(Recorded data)
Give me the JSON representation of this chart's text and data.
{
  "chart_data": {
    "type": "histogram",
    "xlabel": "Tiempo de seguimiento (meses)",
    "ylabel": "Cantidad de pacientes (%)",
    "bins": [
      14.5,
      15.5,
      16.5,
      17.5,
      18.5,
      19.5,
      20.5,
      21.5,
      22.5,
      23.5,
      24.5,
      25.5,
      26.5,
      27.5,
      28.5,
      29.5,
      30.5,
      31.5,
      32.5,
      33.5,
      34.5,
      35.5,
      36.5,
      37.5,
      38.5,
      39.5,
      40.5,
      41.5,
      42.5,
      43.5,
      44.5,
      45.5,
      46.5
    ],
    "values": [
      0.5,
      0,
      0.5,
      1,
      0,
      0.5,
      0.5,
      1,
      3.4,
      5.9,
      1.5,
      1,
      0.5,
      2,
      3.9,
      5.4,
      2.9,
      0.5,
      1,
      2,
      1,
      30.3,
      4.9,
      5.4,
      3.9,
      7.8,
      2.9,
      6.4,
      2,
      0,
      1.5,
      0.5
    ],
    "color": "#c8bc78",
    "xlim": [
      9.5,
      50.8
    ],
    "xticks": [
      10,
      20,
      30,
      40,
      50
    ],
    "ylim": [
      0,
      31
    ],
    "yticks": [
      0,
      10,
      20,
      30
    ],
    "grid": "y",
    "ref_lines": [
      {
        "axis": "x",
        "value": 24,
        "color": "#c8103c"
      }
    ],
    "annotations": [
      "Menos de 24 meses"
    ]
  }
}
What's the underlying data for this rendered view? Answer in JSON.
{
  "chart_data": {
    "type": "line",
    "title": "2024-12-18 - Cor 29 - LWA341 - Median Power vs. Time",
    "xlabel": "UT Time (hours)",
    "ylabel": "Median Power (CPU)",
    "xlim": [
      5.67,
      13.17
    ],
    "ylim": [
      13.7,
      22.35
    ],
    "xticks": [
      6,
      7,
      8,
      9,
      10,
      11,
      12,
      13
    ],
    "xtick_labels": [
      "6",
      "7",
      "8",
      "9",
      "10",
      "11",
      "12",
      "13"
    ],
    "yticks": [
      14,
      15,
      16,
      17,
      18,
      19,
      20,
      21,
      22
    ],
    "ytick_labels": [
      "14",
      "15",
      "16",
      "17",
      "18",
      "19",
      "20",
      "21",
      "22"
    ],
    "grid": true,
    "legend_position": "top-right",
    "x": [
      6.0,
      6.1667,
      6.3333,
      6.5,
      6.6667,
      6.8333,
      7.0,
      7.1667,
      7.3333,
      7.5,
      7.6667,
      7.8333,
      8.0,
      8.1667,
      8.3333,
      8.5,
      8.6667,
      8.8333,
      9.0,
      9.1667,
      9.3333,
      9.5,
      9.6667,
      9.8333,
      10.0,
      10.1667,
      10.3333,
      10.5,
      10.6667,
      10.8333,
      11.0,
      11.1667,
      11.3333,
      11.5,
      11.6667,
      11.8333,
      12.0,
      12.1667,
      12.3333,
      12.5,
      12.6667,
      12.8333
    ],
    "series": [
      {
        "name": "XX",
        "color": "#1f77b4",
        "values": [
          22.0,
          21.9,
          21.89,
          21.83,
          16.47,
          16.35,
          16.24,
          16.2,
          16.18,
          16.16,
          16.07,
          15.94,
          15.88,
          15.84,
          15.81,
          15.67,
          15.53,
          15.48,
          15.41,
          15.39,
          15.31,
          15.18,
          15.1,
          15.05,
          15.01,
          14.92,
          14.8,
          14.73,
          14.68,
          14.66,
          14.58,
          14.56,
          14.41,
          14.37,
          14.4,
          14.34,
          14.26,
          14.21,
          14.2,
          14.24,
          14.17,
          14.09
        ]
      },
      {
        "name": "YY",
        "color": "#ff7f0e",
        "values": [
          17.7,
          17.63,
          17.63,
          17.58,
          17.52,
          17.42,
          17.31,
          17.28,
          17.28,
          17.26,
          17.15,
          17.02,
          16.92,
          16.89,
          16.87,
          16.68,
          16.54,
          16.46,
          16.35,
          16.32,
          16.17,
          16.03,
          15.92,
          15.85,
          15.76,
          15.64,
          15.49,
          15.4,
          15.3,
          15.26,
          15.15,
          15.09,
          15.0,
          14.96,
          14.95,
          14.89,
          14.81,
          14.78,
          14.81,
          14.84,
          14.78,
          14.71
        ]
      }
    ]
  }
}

→ **BRIEF**
Reproduce the records in full, exactly as written.

→ **ANSWER FOR THIS EXERCISE**
Give me the JSON representation of this chart's text and data.
{
  "chart_data": {
    "type": "histogram",
    "xlabel": "Tiempo de seguimiento (meses)",
    "ylabel": "Cantidad de pacientes (%)",
    "bins": [
      14.5,
      15.5,
      16.5,
      17.5,
      18.5,
      19.5,
      20.5,
      21.5,
      22.5,
      23.5,
      24.5,
      25.5,
      26.5,
      27.5,
      28.5,
      29.5,
      30.5,
      31.5,
      32.5,
      33.5,
      34.5,
      35.5,
      36.5,
      37.5,
      38.5,
      39.5,
      40.5,
      41.5,
      42.5,
      43.5,
      44.5,
      45.5,
      46.5
    ],
    "values": [
      0.5,
      0,
      0.5,
      1,
      0,
      0.5,
      0.5,
      1,
      3.4,
      5.9,
      1.5,
      1,
      0.5,
      2,
      3.9,
      5.4,
      2.9,
      0.5,
      1,
      2,
      1,
      30.3,
      4.9,
      5.4,
      3.9,
      7.8,
      2.9,
      6.4,
      2,
      0,
      1.5,
      0.5
    ],
    "color": "#c8bc78",
    "xlim": [
      9.5,
      50.8
    ],
    "xticks": [
      10,
      20,
      30,
      40,
      50
    ],
    "ylim": [
      0,
      31
    ],
    "yticks": [
      0,
      10,
      20,
      30
    ],
    "grid": "y",
    "ref_lines": [
      {
        "axis": "x",
        "value": 24,
        "color": "#c8103c"
      }
    ],
    "annotations": [
      "Menos de 24 meses"
    ]
  }
}
What's the underlying data for this rendered view? Answer in JSON.
{
  "chart_data": {
    "type": "line",
    "title": "2024-12-18 - Cor 29 - LWA341 - Median Power vs. Time",
    "xlabel": "UT Time (hours)",
    "ylabel": "Median Power (CPU)",
    "xlim": [
      5.67,
      13.17
    ],
    "ylim": [
      13.7,
      22.35
    ],
    "xticks": [
      6,
      7,
      8,
      9,
      10,
      11,
      12,
      13
    ],
    "xtick_labels": [
      "6",
      "7",
      "8",
      "9",
      "10",
      "11",
      "12",
      "13"
    ],
    "yticks": [
      14,
      15,
      16,
      17,
      18,
      19,
      20,
      21,
      22
    ],
    "ytick_labels": [
      "14",
      "15",
      "16",
      "17",
      "18",
      "19",
      "20",
      "21",
      "22"
    ],
    "grid": true,
    "legend_position": "top-right",
    "x": [
      6.0,
      6.1667,
      6.3333,
      6.5,
      6.6667,
      6.8333,
      7.0,
      7.1667,
      7.3333,
      7.5,
      7.6667,
      7.8333,
      8.0,
      8.1667,
      8.3333,
      8.5,
      8.6667,
      8.8333,
      9.0,
      9.1667,
      9.3333,
      9.5,
      9.6667,
      9.8333,
      10.0,
      10.1667,
      10.3333,
      10.5,
      10.6667,
      10.8333,
      11.0,
      11.1667,
      11.3333,
      11.5,
      11.6667,
      11.8333,
      12.0,
      12.1667,
      12.3333,
      12.5,
      12.6667,
      12.8333
    ],
    "series": [
      {
        "name": "XX",
        "color": "#1f77b4",
        "values": [
          22.0,
          21.9,
          21.89,
          21.83,
          16.47,
          16.35,
          16.24,
          16.2,
          16.18,
          16.16,
          16.07,
          15.94,
          15.88,
          15.84,
          15.81,
          15.67,
          15.53,
          15.48,
          15.41,
          15.39,
          15.31,
          15.18,
          15.1,
          15.05,
          15.01,
          14.92,
          14.8,
          14.73,
          14.68,
          14.66,
          14.58,
          14.56,
          14.41,
          14.37,
          14.4,
          14.34,
          14.26,
          14.21,
          14.2,
          14.24,
          14.17,
          14.09
        ]
      },
      {
        "name": "YY",
        "color": "#ff7f0e",
        "values": [
          17.7,
          17.63,
          17.63,
          17.58,
          17.52,
          17.42,
          17.31,
          17.28,
          17.28,
          17.26,
          17.15,
          17.02,
          16.92,
          16.89,
          16.87,
          16.68,
          16.54,
          16.46,
          16.35,
          16.32,
          16.17,
          16.03,
          15.92,
          15.85,
          15.76,
          15.64,
          15.49,
          15.4,
          15.3,
          15.26,
          15.15,
          15.09,
          15.0,
          14.96,
          14.95,
          14.89,
          14.81,
          14.78,
          14.81,
          14.84,
          14.78,
          14.71
        ]
      }
    ]
  }
}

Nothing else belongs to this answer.